» Task instructions:
[A] Do these statements agree with the article on becoming a project manager? Answer yes or no for each and quote the words from the article that decide it. (i) The five-to-seven-year estimate includes time for completing a college degree. (ii) According to PMI, a project manager's average annual salary is $160,000. (iii) Becoming a project manager is often highlighted in school.
[B] According to the article on becoming a project manager, what does the five-to-seven-year estimate already include? List every item.

» Given passage:
How Long It Takes to Become a Project Manager?
So, you’re wondering how long it will take you to become a project manager. If there’s one thing you need to know, that is, the career path for this position isn’t exactly different from other sought-after careers.
On average, it will take you five to seven years before becoming a fully independent project manager. Estimate already includes years for your college degree completion, on-the-job training, and minimum experience for related positions.
However, although it only takes a relatively shorter time to become a full-fledged project manager, the position requires continuous learning and skills acquisition.
Businesses and organisational operations evolve nonstop. Thus, project managers need to keep up with the trend and new methodologies.
Nonetheless, your less-than-a-decade preparation on becoming a project manager will become the foundation of your success. If you are considering this, find out more about this career path in the following lines.
Is Project Manager a Promising Career?
Yes, being a project manager is a desirable career with plenty of professional and even personal growth opportunities – not to mention a high compensation and numerous projects available.
It is unlikely that you will choose project management as your initial dream job.
After all, becoming a project manager is rarely highlighted in school or during family affairs where your relatives ask you, “what do you want to be when you grow up?”. It doesn’t sound as prominent as being a doctor, lawyer, or engineer.
But what people don’t know is that project management is a top-tier career in demand across different industries. That’s why it remains to be a high-paying job.
According to Project Management Institute or PMI, a project manager earns an average annual salary of $116,000.
Nonetheless, the job is not exactly a walk in the park, just like any other promising career. You will have to surpass the pressure and high expectations that come with the job.
But if you acquire the right qualifications, develop a healthy mindset, and learn the necessary skills, the work will eventually become second nature to you. Not only that, but you will also thoroughly enjoy the benefits of the position.
Check out the following perks of becoming a project manager.
1. Career Satisfaction
You can achieve job fulfilment whenever you finish a project and help organisations land effective solutions to their operational challenges.

» Data lines:
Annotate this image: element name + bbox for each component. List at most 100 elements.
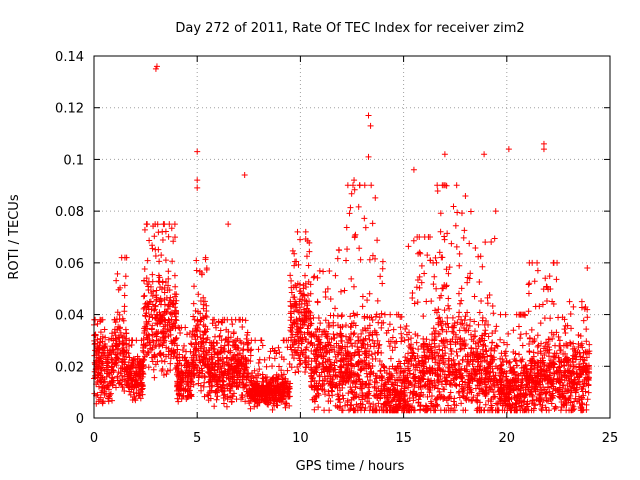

» Solution list:
[A]
(i) Yes: "Estimate already includes years for your college degree completion, on-the-job training, and minimum experience for related positions."
(ii) No: "a project manager earns an average annual salary of $116,000."
(iii) No: "becoming a project manager is rarely highlighted in school or during family affairs"

[B]
- College degree completion
- On-the-job training
- Minimum experience for related positions